• [GIVEN REQUEST] Reproduce all of the records exactly.

(Dataset records)
────

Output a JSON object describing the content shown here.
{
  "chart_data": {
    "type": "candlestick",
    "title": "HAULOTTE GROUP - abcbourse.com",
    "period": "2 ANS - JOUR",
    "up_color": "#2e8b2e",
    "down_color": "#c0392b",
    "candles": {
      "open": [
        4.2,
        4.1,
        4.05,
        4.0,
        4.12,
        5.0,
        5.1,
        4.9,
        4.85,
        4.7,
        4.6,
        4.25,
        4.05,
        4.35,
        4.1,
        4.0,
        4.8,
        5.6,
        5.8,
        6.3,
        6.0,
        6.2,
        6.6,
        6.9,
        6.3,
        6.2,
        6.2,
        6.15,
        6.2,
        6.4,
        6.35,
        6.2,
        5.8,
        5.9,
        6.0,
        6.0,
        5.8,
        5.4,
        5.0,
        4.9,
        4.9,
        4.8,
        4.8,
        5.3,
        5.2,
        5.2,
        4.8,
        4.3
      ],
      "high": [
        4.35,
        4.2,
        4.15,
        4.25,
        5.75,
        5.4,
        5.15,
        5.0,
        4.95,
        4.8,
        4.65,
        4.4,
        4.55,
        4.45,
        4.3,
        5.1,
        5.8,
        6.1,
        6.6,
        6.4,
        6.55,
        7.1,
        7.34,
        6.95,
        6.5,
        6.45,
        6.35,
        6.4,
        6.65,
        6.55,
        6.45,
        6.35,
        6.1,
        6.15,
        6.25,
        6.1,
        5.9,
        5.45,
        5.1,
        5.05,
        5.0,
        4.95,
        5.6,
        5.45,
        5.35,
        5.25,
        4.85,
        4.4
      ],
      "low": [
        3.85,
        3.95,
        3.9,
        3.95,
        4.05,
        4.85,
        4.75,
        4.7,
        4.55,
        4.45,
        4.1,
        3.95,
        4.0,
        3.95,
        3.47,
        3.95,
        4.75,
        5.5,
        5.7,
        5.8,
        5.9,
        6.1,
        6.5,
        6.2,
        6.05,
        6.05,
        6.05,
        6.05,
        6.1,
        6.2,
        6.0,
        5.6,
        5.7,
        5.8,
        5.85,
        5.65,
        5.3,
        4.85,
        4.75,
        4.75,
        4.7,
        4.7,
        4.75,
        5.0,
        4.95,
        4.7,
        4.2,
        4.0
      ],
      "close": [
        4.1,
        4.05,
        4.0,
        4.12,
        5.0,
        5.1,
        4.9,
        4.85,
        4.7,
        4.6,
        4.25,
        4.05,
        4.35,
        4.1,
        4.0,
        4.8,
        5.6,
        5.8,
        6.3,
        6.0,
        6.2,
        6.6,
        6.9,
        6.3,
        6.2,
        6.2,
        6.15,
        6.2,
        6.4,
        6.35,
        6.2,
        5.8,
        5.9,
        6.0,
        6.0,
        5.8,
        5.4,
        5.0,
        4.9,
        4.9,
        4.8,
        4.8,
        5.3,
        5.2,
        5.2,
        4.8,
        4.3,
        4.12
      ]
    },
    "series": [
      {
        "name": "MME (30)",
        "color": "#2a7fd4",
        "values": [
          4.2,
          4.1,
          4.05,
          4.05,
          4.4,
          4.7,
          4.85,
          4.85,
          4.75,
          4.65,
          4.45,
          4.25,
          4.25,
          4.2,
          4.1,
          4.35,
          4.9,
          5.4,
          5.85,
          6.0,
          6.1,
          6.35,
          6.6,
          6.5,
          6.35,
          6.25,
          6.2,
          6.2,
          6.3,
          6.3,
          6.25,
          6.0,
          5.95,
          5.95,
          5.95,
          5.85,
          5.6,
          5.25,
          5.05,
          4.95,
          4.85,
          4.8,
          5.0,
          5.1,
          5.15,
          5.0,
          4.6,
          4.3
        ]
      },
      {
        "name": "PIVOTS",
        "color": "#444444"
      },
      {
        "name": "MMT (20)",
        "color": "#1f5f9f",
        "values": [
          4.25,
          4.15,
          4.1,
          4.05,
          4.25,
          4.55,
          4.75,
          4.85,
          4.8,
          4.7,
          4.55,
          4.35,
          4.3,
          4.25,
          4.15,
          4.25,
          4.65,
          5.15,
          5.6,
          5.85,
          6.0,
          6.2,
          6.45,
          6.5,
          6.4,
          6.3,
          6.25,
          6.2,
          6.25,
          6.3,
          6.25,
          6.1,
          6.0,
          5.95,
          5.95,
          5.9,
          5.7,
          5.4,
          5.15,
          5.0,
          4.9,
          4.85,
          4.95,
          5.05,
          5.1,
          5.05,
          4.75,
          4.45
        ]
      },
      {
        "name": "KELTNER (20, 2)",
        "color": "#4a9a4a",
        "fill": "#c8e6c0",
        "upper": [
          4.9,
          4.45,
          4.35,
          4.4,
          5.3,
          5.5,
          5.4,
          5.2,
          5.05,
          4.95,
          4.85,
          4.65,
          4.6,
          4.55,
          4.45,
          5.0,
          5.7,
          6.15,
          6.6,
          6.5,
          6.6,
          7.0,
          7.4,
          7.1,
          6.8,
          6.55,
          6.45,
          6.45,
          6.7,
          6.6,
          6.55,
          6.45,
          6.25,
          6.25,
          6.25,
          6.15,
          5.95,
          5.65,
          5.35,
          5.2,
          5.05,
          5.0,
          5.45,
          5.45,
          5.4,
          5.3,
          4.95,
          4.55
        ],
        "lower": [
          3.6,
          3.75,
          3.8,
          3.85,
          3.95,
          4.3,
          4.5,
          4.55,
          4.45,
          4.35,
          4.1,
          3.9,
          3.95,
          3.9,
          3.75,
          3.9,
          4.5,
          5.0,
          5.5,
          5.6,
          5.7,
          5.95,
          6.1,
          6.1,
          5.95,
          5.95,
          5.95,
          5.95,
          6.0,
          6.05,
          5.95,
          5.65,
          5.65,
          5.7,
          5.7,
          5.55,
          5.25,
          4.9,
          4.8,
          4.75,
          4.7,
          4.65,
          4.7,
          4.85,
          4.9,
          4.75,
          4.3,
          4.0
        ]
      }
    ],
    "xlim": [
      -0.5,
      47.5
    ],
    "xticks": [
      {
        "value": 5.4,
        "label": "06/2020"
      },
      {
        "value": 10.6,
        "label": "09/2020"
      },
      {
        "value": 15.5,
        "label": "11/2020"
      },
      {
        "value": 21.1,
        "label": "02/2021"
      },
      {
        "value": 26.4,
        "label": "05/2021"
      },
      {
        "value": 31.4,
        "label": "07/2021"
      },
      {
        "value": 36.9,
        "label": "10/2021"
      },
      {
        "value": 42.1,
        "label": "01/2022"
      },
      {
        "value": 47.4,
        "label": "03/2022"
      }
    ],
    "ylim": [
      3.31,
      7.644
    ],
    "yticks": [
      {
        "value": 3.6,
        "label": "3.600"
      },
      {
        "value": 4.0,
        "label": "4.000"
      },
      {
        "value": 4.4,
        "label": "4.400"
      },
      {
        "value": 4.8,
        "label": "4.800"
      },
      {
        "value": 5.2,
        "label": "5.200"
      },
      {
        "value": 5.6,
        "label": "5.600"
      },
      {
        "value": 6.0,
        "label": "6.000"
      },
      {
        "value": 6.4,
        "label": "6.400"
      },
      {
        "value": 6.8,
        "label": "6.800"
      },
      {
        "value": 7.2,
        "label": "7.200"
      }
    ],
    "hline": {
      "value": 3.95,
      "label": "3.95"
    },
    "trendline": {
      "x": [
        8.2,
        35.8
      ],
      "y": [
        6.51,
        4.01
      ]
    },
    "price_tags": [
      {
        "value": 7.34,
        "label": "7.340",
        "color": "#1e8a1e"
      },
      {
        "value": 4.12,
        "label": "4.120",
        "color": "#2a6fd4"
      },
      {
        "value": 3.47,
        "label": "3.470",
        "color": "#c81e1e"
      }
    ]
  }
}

────

• [THE REPLY]
Output a JSON object describing the content shown here.
{
  "chart_data": {
    "type": "candlestick",
    "title": "HAULOTTE GROUP - abcbourse.com",
    "period": "2 ANS - JOUR",
    "up_color": "#2e8b2e",
    "down_color": "#c0392b",
    "candles": {
      "open": [
        4.2,
        4.1,
        4.05,
        4.0,
        4.12,
        5.0,
        5.1,
        4.9,
        4.85,
        4.7,
        4.6,
        4.25,
        4.05,
        4.35,
        4.1,
        4.0,
        4.8,
        5.6,
        5.8,
        6.3,
        6.0,
        6.2,
        6.6,
        6.9,
        6.3,
        6.2,
        6.2,
        6.15,
        6.2,
        6.4,
        6.35,
        6.2,
        5.8,
        5.9,
        6.0,
        6.0,
        5.8,
        5.4,
        5.0,
        4.9,
        4.9,
        4.8,
        4.8,
        5.3,
        5.2,
        5.2,
        4.8,
        4.3
      ],
      "high": [
        4.35,
        4.2,
        4.15,
        4.25,
        5.75,
        5.4,
        5.15,
        5.0,
        4.95,
        4.8,
        4.65,
        4.4,
        4.55,
        4.45,
        4.3,
        5.1,
        5.8,
        6.1,
        6.6,
        6.4,
        6.55,
        7.1,
        7.34,
        6.95,
        6.5,
        6.45,
        6.35,
        6.4,
        6.65,
        6.55,
        6.45,
        6.35,
        6.1,
        6.15,
        6.25,
        6.1,
        5.9,
        5.45,
        5.1,
        5.05,
        5.0,
        4.95,
        5.6,
        5.45,
        5.35,
        5.25,
        4.85,
        4.4
      ],
      "low": [
        3.85,
        3.95,
        3.9,
        3.95,
        4.05,
        4.85,
        4.75,
        4.7,
        4.55,
        4.45,
        4.1,
        3.95,
        4.0,
        3.95,
        3.47,
        3.95,
        4.75,
        5.5,
        5.7,
        5.8,
        5.9,
        6.1,
        6.5,
        6.2,
        6.05,
        6.05,
        6.05,
        6.05,
        6.1,
        6.2,
        6.0,
        5.6,
        5.7,
        5.8,
        5.85,
        5.65,
        5.3,
        4.85,
        4.75,
        4.75,
        4.7,
        4.7,
        4.75,
        5.0,
        4.95,
        4.7,
        4.2,
        4.0
      ],
      "close": [
        4.1,
        4.05,
        4.0,
        4.12,
        5.0,
        5.1,
        4.9,
        4.85,
        4.7,
        4.6,
        4.25,
        4.05,
        4.35,
        4.1,
        4.0,
        4.8,
        5.6,
        5.8,
        6.3,
        6.0,
        6.2,
        6.6,
        6.9,
        6.3,
        6.2,
        6.2,
        6.15,
        6.2,
        6.4,
        6.35,
        6.2,
        5.8,
        5.9,
        6.0,
        6.0,
        5.8,
        5.4,
        5.0,
        4.9,
        4.9,
        4.8,
        4.8,
        5.3,
        5.2,
        5.2,
        4.8,
        4.3,
        4.12
      ]
    },
    "series": [
      {
        "name": "MME (30)",
        "color": "#2a7fd4",
        "values": [
          4.2,
          4.1,
          4.05,
          4.05,
          4.4,
          4.7,
          4.85,
          4.85,
          4.75,
          4.65,
          4.45,
          4.25,
          4.25,
          4.2,
          4.1,
          4.35,
          4.9,
          5.4,
          5.85,
          6.0,
          6.1,
          6.35,
          6.6,
          6.5,
          6.35,
          6.25,
          6.2,
          6.2,
          6.3,
          6.3,
          6.25,
          6.0,
          5.95,
          5.95,
          5.95,
          5.85,
          5.6,
          5.25,
          5.05,
          4.95,
          4.85,
          4.8,
          5.0,
          5.1,
          5.15,
          5.0,
          4.6,
          4.3
        ]
      },
      {
        "name": "PIVOTS",
        "color": "#444444"
      },
      {
        "name": "MMT (20)",
        "color": "#1f5f9f",
        "values": [
          4.25,
          4.15,
          4.1,
          4.05,
          4.25,
          4.55,
          4.75,
          4.85,
          4.8,
          4.7,
          4.55,
          4.35,
          4.3,
          4.25,
          4.15,
          4.25,
          4.65,
          5.15,
          5.6,
          5.85,
          6.0,
          6.2,
          6.45,
          6.5,
          6.4,
          6.3,
          6.25,
          6.2,
          6.25,
          6.3,
          6.25,
          6.1,
          6.0,
          5.95,
          5.95,
          5.9,
          5.7,
          5.4,
          5.15,
          5.0,
          4.9,
          4.85,
          4.95,
          5.05,
          5.1,
          5.05,
          4.75,
          4.45
        ]
      },
      {
        "name": "KELTNER (20, 2)",
        "color": "#4a9a4a",
        "fill": "#c8e6c0",
        "upper": [
          4.9,
          4.45,
          4.35,
          4.4,
          5.3,
          5.5,
          5.4,
          5.2,
          5.05,
          4.95,
          4.85,
          4.65,
          4.6,
          4.55,
          4.45,
          5.0,
          5.7,
          6.15,
          6.6,
          6.5,
          6.6,
          7.0,
          7.4,
          7.1,
          6.8,
          6.55,
          6.45,
          6.45,
          6.7,
          6.6,
          6.55,
          6.45,
          6.25,
          6.25,
          6.25,
          6.15,
          5.95,
          5.65,
          5.35,
          5.2,
          5.05,
          5.0,
          5.45,
          5.45,
          5.4,
          5.3,
          4.95,
          4.55
        ],
        "lower": [
          3.6,
          3.75,
          3.8,
          3.85,
          3.95,
          4.3,
          4.5,
          4.55,
          4.45,
          4.35,
          4.1,
          3.9,
          3.95,
          3.9,
          3.75,
          3.9,
          4.5,
          5.0,
          5.5,
          5.6,
          5.7,
          5.95,
          6.1,
          6.1,
          5.95,
          5.95,
          5.95,
          5.95,
          6.0,
          6.05,
          5.95,
          5.65,
          5.65,
          5.7,
          5.7,
          5.55,
          5.25,
          4.9,
          4.8,
          4.75,
          4.7,
          4.65,
          4.7,
          4.85,
          4.9,
          4.75,
          4.3,
          4.0
        ]
      }
    ],
    "xlim": [
      -0.5,
      47.5
    ],
    "xticks": [
      {
        "value": 5.4,
        "label": "06/2020"
      },
      {
        "value": 10.6,
        "label": "09/2020"
      },
      {
        "value": 15.5,
        "label": "11/2020"
      },
      {
        "value": 21.1,
        "label": "02/2021"
      },
      {
        "value": 26.4,
        "label": "05/2021"
      },
      {
        "value": 31.4,
        "label": "07/2021"
      },
      {
        "value": 36.9,
        "label": "10/2021"
      },
      {
        "value": 42.1,
        "label": "01/2022"
      },
      {
        "value": 47.4,
        "label": "03/2022"
      }
    ],
    "ylim": [
      3.31,
      7.644
    ],
    "yticks": [
      {
        "value": 3.6,
        "label": "3.600"
      },
      {
        "value": 4.0,
        "label": "4.000"
      },
      {
        "value": 4.4,
        "label": "4.400"
      },
      {
        "value": 4.8,
        "label": "4.800"
      },
      {
        "value": 5.2,
        "label": "5.200"
      },
      {
        "value": 5.6,
        "label": "5.600"
      },
      {
        "value": 6.0,
        "label": "6.000"
      },
      {
        "value": 6.4,
        "label": "6.400"
      },
      {
        "value": 6.8,
        "label": "6.800"
      },
      {
        "value": 7.2,
        "label": "7.200"
      }
    ],
    "hline": {
      "value": 3.95,
      "label": "3.95"
    },
    "trendline": {
      "x": [
        8.2,
        35.8
      ],
      "y": [
        6.51,
        4.01
      ]
    },
    "price_tags": [
      {
        "value": 7.34,
        "label": "7.340",
        "color": "#1e8a1e"
      },
      {
        "value": 4.12,
        "label": "4.120",
        "color": "#2a6fd4"
      },
      {
        "value": 3.47,
        "label": "3.470",
        "color": "#c81e1e"
      }
    ]
  }
}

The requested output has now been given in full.